• DIRECTIONS FOR THIS TASK: Without the pictures, repeat the listing character for character.
━━━━━━━━━━
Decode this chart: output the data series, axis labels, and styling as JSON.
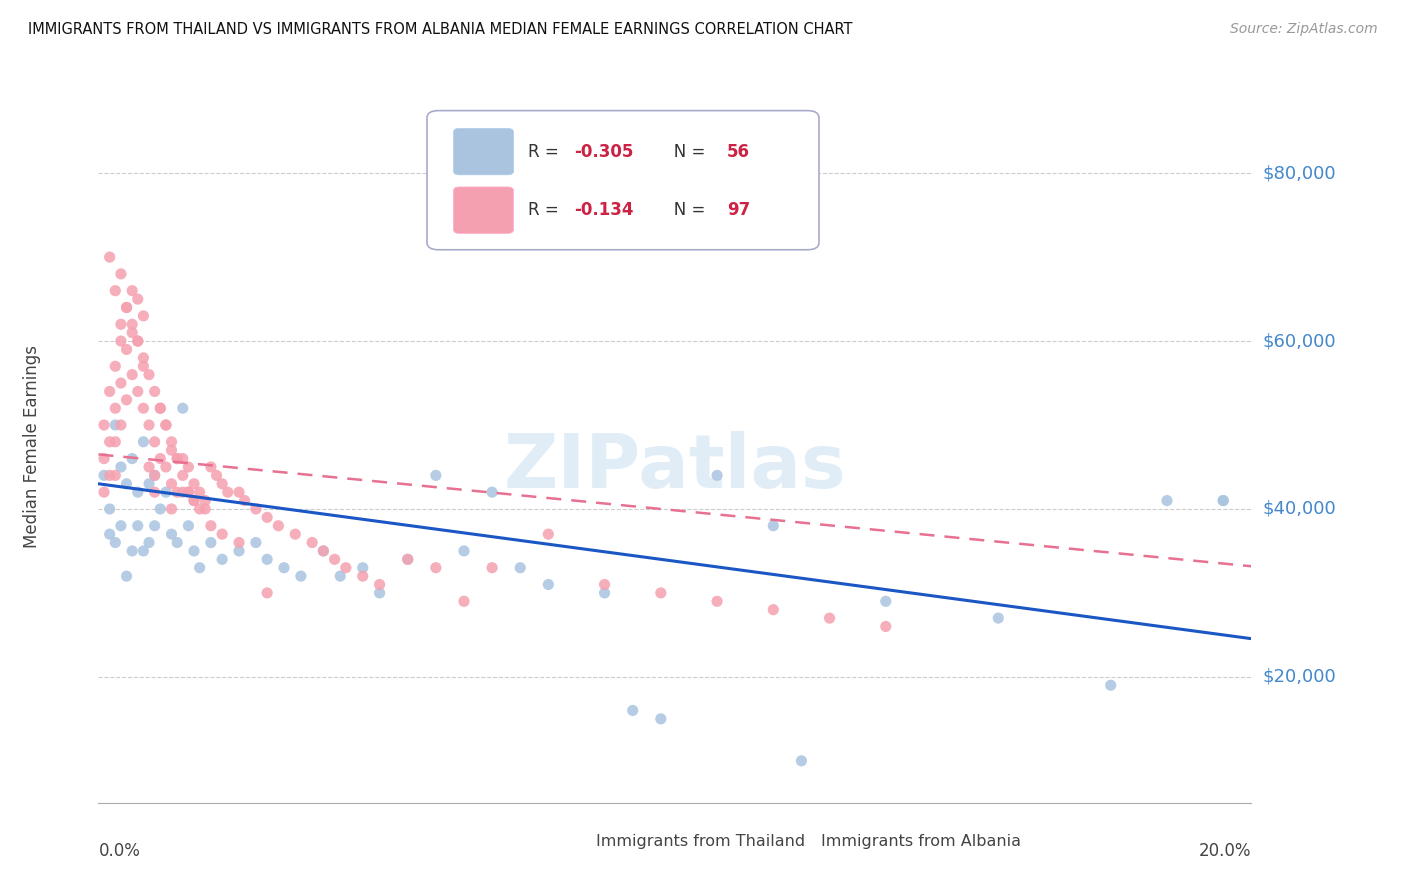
{
  "title": "IMMIGRANTS FROM THAILAND VS IMMIGRANTS FROM ALBANIA MEDIAN FEMALE EARNINGS CORRELATION CHART",
  "source": "Source: ZipAtlas.com",
  "ylabel": "Median Female Earnings",
  "ytick_labels": [
    "$20,000",
    "$40,000",
    "$60,000",
    "$80,000"
  ],
  "ytick_values": [
    20000,
    40000,
    60000,
    80000
  ],
  "ylim": [
    5000,
    90000
  ],
  "xlim": [
    0.0,
    0.205
  ],
  "thailand_color": "#aac4e0",
  "albania_color": "#f5a0b0",
  "thailand_line_color": "#1a56c4",
  "albania_line_color": "#e87090",
  "watermark": "ZIPatlas",
  "legend_R1": "R = ",
  "legend_R1val": "-0.305",
  "legend_N1": "N = ",
  "legend_N1val": "56",
  "legend_R2": "R =  ",
  "legend_R2val": "-0.134",
  "legend_N2": "N = ",
  "legend_N2val": "97",
  "bottom_label1": "Immigrants from Thailand",
  "bottom_label2": "Immigrants from Albania",
  "thailand_points_x": [
    0.001,
    0.002,
    0.002,
    0.003,
    0.003,
    0.004,
    0.004,
    0.005,
    0.005,
    0.006,
    0.006,
    0.007,
    0.007,
    0.008,
    0.008,
    0.009,
    0.009,
    0.01,
    0.01,
    0.011,
    0.012,
    0.013,
    0.014,
    0.015,
    0.016,
    0.017,
    0.018,
    0.02,
    0.022,
    0.025,
    0.028,
    0.03,
    0.033,
    0.036,
    0.04,
    0.043,
    0.047,
    0.05,
    0.055,
    0.06,
    0.065,
    0.07,
    0.075,
    0.08,
    0.09,
    0.095,
    0.1,
    0.11,
    0.12,
    0.14,
    0.16,
    0.18,
    0.19,
    0.2,
    0.2,
    0.125
  ],
  "thailand_points_y": [
    44000,
    40000,
    37000,
    50000,
    36000,
    45000,
    38000,
    43000,
    32000,
    46000,
    35000,
    42000,
    38000,
    48000,
    35000,
    43000,
    36000,
    44000,
    38000,
    40000,
    42000,
    37000,
    36000,
    52000,
    38000,
    35000,
    33000,
    36000,
    34000,
    35000,
    36000,
    34000,
    33000,
    32000,
    35000,
    32000,
    33000,
    30000,
    34000,
    44000,
    35000,
    42000,
    33000,
    31000,
    30000,
    16000,
    15000,
    44000,
    38000,
    29000,
    27000,
    19000,
    41000,
    41000,
    41000,
    10000
  ],
  "albania_points_x": [
    0.001,
    0.001,
    0.001,
    0.002,
    0.002,
    0.002,
    0.003,
    0.003,
    0.003,
    0.003,
    0.004,
    0.004,
    0.004,
    0.005,
    0.005,
    0.005,
    0.006,
    0.006,
    0.006,
    0.007,
    0.007,
    0.007,
    0.008,
    0.008,
    0.008,
    0.009,
    0.009,
    0.01,
    0.01,
    0.01,
    0.011,
    0.011,
    0.012,
    0.012,
    0.013,
    0.013,
    0.013,
    0.014,
    0.014,
    0.015,
    0.015,
    0.016,
    0.016,
    0.017,
    0.017,
    0.018,
    0.019,
    0.019,
    0.02,
    0.021,
    0.022,
    0.023,
    0.025,
    0.026,
    0.028,
    0.03,
    0.032,
    0.035,
    0.038,
    0.04,
    0.042,
    0.044,
    0.047,
    0.05,
    0.055,
    0.06,
    0.065,
    0.07,
    0.08,
    0.09,
    0.1,
    0.11,
    0.12,
    0.13,
    0.14,
    0.004,
    0.005,
    0.006,
    0.007,
    0.008,
    0.009,
    0.01,
    0.011,
    0.012,
    0.013,
    0.014,
    0.015,
    0.016,
    0.017,
    0.018,
    0.02,
    0.022,
    0.025,
    0.03,
    0.002,
    0.003,
    0.004
  ],
  "albania_points_y": [
    50000,
    46000,
    42000,
    54000,
    48000,
    44000,
    57000,
    52000,
    48000,
    44000,
    60000,
    55000,
    50000,
    64000,
    59000,
    53000,
    66000,
    61000,
    56000,
    65000,
    60000,
    54000,
    63000,
    57000,
    52000,
    50000,
    45000,
    48000,
    44000,
    42000,
    52000,
    46000,
    50000,
    45000,
    47000,
    43000,
    40000,
    46000,
    42000,
    46000,
    42000,
    45000,
    42000,
    43000,
    41000,
    42000,
    41000,
    40000,
    45000,
    44000,
    43000,
    42000,
    42000,
    41000,
    40000,
    39000,
    38000,
    37000,
    36000,
    35000,
    34000,
    33000,
    32000,
    31000,
    34000,
    33000,
    29000,
    33000,
    37000,
    31000,
    30000,
    29000,
    28000,
    27000,
    26000,
    68000,
    64000,
    62000,
    60000,
    58000,
    56000,
    54000,
    52000,
    50000,
    48000,
    46000,
    44000,
    42000,
    41000,
    40000,
    38000,
    37000,
    36000,
    30000,
    70000,
    66000,
    62000
  ]
}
━━━━━━━━━━
• FULL RESPONSE:
Decode this chart: output the data series, axis labels, and styling as JSON.
{
  "title": "IMMIGRANTS FROM THAILAND VS IMMIGRANTS FROM ALBANIA MEDIAN FEMALE EARNINGS CORRELATION CHART",
  "source": "Source: ZipAtlas.com",
  "ylabel": "Median Female Earnings",
  "ytick_labels": [
    "$20,000",
    "$40,000",
    "$60,000",
    "$80,000"
  ],
  "ytick_values": [
    20000,
    40000,
    60000,
    80000
  ],
  "ylim": [
    5000,
    90000
  ],
  "xlim": [
    0.0,
    0.205
  ],
  "thailand_color": "#aac4e0",
  "albania_color": "#f5a0b0",
  "thailand_line_color": "#1a56c4",
  "albania_line_color": "#e87090",
  "watermark": "ZIPatlas",
  "legend_R1": "R = ",
  "legend_R1val": "-0.305",
  "legend_N1": "N = ",
  "legend_N1val": "56",
  "legend_R2": "R =  ",
  "legend_R2val": "-0.134",
  "legend_N2": "N = ",
  "legend_N2val": "97",
  "bottom_label1": "Immigrants from Thailand",
  "bottom_label2": "Immigrants from Albania",
  "thailand_points_x": [
    0.001,
    0.002,
    0.002,
    0.003,
    0.003,
    0.004,
    0.004,
    0.005,
    0.005,
    0.006,
    0.006,
    0.007,
    0.007,
    0.008,
    0.008,
    0.009,
    0.009,
    0.01,
    0.01,
    0.011,
    0.012,
    0.013,
    0.014,
    0.015,
    0.016,
    0.017,
    0.018,
    0.02,
    0.022,
    0.025,
    0.028,
    0.03,
    0.033,
    0.036,
    0.04,
    0.043,
    0.047,
    0.05,
    0.055,
    0.06,
    0.065,
    0.07,
    0.075,
    0.08,
    0.09,
    0.095,
    0.1,
    0.11,
    0.12,
    0.14,
    0.16,
    0.18,
    0.19,
    0.2,
    0.2,
    0.125
  ],
  "thailand_points_y": [
    44000,
    40000,
    37000,
    50000,
    36000,
    45000,
    38000,
    43000,
    32000,
    46000,
    35000,
    42000,
    38000,
    48000,
    35000,
    43000,
    36000,
    44000,
    38000,
    40000,
    42000,
    37000,
    36000,
    52000,
    38000,
    35000,
    33000,
    36000,
    34000,
    35000,
    36000,
    34000,
    33000,
    32000,
    35000,
    32000,
    33000,
    30000,
    34000,
    44000,
    35000,
    42000,
    33000,
    31000,
    30000,
    16000,
    15000,
    44000,
    38000,
    29000,
    27000,
    19000,
    41000,
    41000,
    41000,
    10000
  ],
  "albania_points_x": [
    0.001,
    0.001,
    0.001,
    0.002,
    0.002,
    0.002,
    0.003,
    0.003,
    0.003,
    0.003,
    0.004,
    0.004,
    0.004,
    0.005,
    0.005,
    0.005,
    0.006,
    0.006,
    0.006,
    0.007,
    0.007,
    0.007,
    0.008,
    0.008,
    0.008,
    0.009,
    0.009,
    0.01,
    0.01,
    0.01,
    0.011,
    0.011,
    0.012,
    0.012,
    0.013,
    0.013,
    0.013,
    0.014,
    0.014,
    0.015,
    0.015,
    0.016,
    0.016,
    0.017,
    0.017,
    0.018,
    0.019,
    0.019,
    0.02,
    0.021,
    0.022,
    0.023,
    0.025,
    0.026,
    0.028,
    0.03,
    0.032,
    0.035,
    0.038,
    0.04,
    0.042,
    0.044,
    0.047,
    0.05,
    0.055,
    0.06,
    0.065,
    0.07,
    0.08,
    0.09,
    0.1,
    0.11,
    0.12,
    0.13,
    0.14,
    0.004,
    0.005,
    0.006,
    0.007,
    0.008,
    0.009,
    0.01,
    0.011,
    0.012,
    0.013,
    0.014,
    0.015,
    0.016,
    0.017,
    0.018,
    0.02,
    0.022,
    0.025,
    0.03,
    0.002,
    0.003,
    0.004
  ],
  "albania_points_y": [
    50000,
    46000,
    42000,
    54000,
    48000,
    44000,
    57000,
    52000,
    48000,
    44000,
    60000,
    55000,
    50000,
    64000,
    59000,
    53000,
    66000,
    61000,
    56000,
    65000,
    60000,
    54000,
    63000,
    57000,
    52000,
    50000,
    45000,
    48000,
    44000,
    42000,
    52000,
    46000,
    50000,
    45000,
    47000,
    43000,
    40000,
    46000,
    42000,
    46000,
    42000,
    45000,
    42000,
    43000,
    41000,
    42000,
    41000,
    40000,
    45000,
    44000,
    43000,
    42000,
    42000,
    41000,
    40000,
    39000,
    38000,
    37000,
    36000,
    35000,
    34000,
    33000,
    32000,
    31000,
    34000,
    33000,
    29000,
    33000,
    37000,
    31000,
    30000,
    29000,
    28000,
    27000,
    26000,
    68000,
    64000,
    62000,
    60000,
    58000,
    56000,
    54000,
    52000,
    50000,
    48000,
    46000,
    44000,
    42000,
    41000,
    40000,
    38000,
    37000,
    36000,
    30000,
    70000,
    66000,
    62000
  ]
}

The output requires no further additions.